Set problem —
Reproduce every line of the entries below without any changes, omitting the pictures.

Items from a dataset:
══════
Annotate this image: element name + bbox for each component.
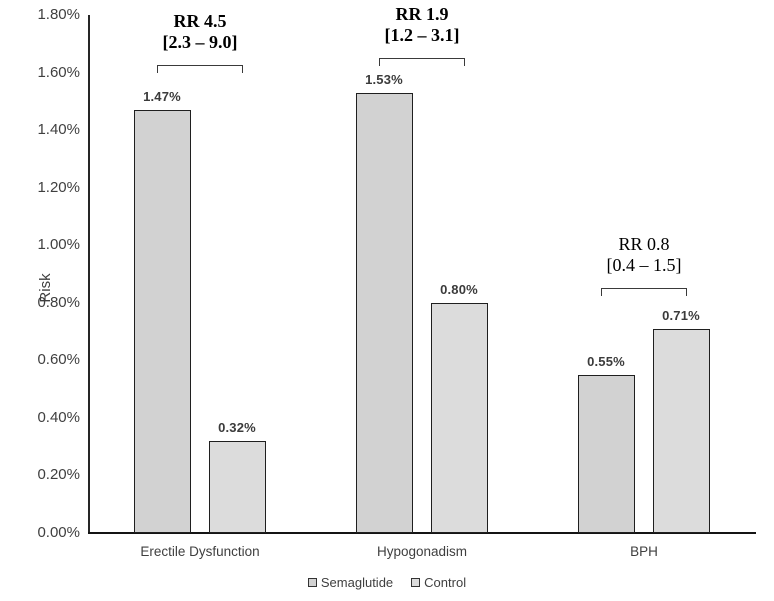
rr-value: RR 4.5 — [173, 11, 227, 31]
x-category-label: Hypogonadism — [376, 544, 468, 559]
y-tick-label: 1.40% — [37, 121, 80, 139]
x-category-label: BPH — [630, 544, 658, 559]
legend-swatch-icon — [411, 577, 421, 587]
comparison-bracket — [157, 65, 243, 73]
y-tick-label: 0.20% — [37, 466, 80, 484]
comparison-bracket — [601, 288, 687, 296]
y-tick-label: 1.60% — [37, 63, 80, 81]
rr-annotation: RR 1.9 [1.2 – 3.1] — [342, 4, 502, 46]
rr-value: RR 0.8 — [618, 234, 670, 254]
legend-label: Control — [424, 574, 467, 590]
legend-label: Semaglutide — [320, 574, 394, 590]
y-tick-label: 0.40% — [37, 408, 80, 426]
y-tick-label: 0.80% — [37, 293, 80, 311]
bar-value-label: 1.53% — [365, 71, 403, 87]
y-tick-label: 1.80% — [37, 6, 80, 23]
bar-value-label: 0.80% — [440, 281, 478, 297]
rr-annotation: RR 4.5 [2.3 – 9.0] — [120, 11, 280, 53]
x-axis-line — [88, 532, 756, 534]
rr-confidence-interval: [1.2 – 3.1] — [384, 25, 460, 45]
y-axis-title: Risk — [37, 273, 54, 303]
y-tick-label: 0.00% — [37, 524, 80, 541]
legend-swatch-icon — [307, 577, 317, 587]
bar-semaglutide-2 — [355, 92, 413, 533]
rr-confidence-interval: [2.3 – 9.0] — [162, 32, 238, 52]
bar-value-label: 0.55% — [587, 353, 625, 369]
rr-confidence-interval: [0.4 – 1.5] — [606, 255, 682, 275]
comparison-bracket — [379, 58, 465, 66]
legend: Semaglutide Control — [0, 572, 774, 592]
bar-semaglutide-1 — [133, 109, 191, 533]
y-axis-line — [88, 15, 90, 534]
y-tick-label: 0.60% — [37, 351, 80, 369]
rr-annotation: RR 0.8 [0.4 – 1.5] — [564, 234, 724, 276]
bar-control-1 — [208, 440, 266, 533]
bar-control-3 — [652, 328, 710, 533]
rr-value: RR 1.9 — [395, 4, 449, 24]
y-tick-label: 1.20% — [37, 178, 80, 196]
x-category-label: Erectile Dysfunction — [140, 544, 260, 559]
y-tick-label: 1.00% — [37, 236, 80, 254]
legend-item-control: Control — [411, 575, 466, 590]
legend-item-semaglutide: Semaglutide — [307, 574, 394, 590]
bar-semaglutide-3 — [577, 374, 635, 533]
bar-control-2 — [430, 302, 488, 533]
bar-value-label: 1.47% — [143, 88, 181, 104]
bar-value-label: 0.71% — [662, 307, 700, 323]
bar-value-label: 0.32% — [218, 419, 256, 435]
══════
Result below —
Annotate this image: element name + bbox for each component.
rr-value: RR 4.5 — [173, 11, 227, 31]
x-category-label: Hypogonadism — [376, 544, 468, 559]
y-tick-label: 1.40% — [37, 121, 80, 139]
x-category-label: BPH — [630, 544, 658, 559]
legend-swatch-icon — [411, 577, 421, 587]
comparison-bracket — [157, 65, 243, 73]
y-tick-label: 0.20% — [37, 466, 80, 484]
comparison-bracket — [601, 288, 687, 296]
y-tick-label: 1.60% — [37, 63, 80, 81]
rr-annotation: RR 1.9 [1.2 – 3.1] — [342, 4, 502, 46]
rr-value: RR 0.8 — [618, 234, 670, 254]
legend-label: Control — [424, 574, 467, 590]
legend-label: Semaglutide — [320, 574, 394, 590]
y-tick-label: 0.40% — [37, 408, 80, 426]
y-tick-label: 0.80% — [37, 293, 80, 311]
bar-value-label: 1.53% — [365, 71, 403, 87]
y-tick-label: 1.80% — [37, 6, 80, 23]
bar-value-label: 0.80% — [440, 281, 478, 297]
rr-annotation: RR 4.5 [2.3 – 9.0] — [120, 11, 280, 53]
x-axis-line — [88, 532, 756, 534]
rr-confidence-interval: [1.2 – 3.1] — [384, 25, 460, 45]
y-axis-title: Risk — [37, 273, 54, 303]
y-tick-label: 0.00% — [37, 524, 80, 541]
legend-swatch-icon — [307, 577, 317, 587]
bar-semaglutide-2 — [355, 92, 413, 533]
rr-confidence-interval: [2.3 – 9.0] — [162, 32, 238, 52]
bar-value-label: 0.55% — [587, 353, 625, 369]
rr-confidence-interval: [0.4 – 1.5] — [606, 255, 682, 275]
comparison-bracket — [379, 58, 465, 66]
legend: Semaglutide Control — [0, 572, 774, 592]
bar-semaglutide-1 — [133, 109, 191, 533]
y-axis-line — [88, 15, 90, 534]
y-tick-label: 0.60% — [37, 351, 80, 369]
rr-annotation: RR 0.8 [0.4 – 1.5] — [564, 234, 724, 276]
bar-control-1 — [208, 440, 266, 533]
bar-control-3 — [652, 328, 710, 533]
rr-value: RR 1.9 — [395, 4, 449, 24]
y-tick-label: 1.20% — [37, 178, 80, 196]
x-category-label: Erectile Dysfunction — [140, 544, 260, 559]
y-tick-label: 1.00% — [37, 236, 80, 254]
legend-item-control: Control — [411, 575, 466, 590]
legend-item-semaglutide: Semaglutide — [307, 574, 394, 590]
bar-semaglutide-3 — [577, 374, 635, 533]
bar-control-2 — [430, 302, 488, 533]
bar-value-label: 1.47% — [143, 88, 181, 104]
bar-value-label: 0.71% — [662, 307, 700, 323]
bar-value-label: 0.32% — [218, 419, 256, 435]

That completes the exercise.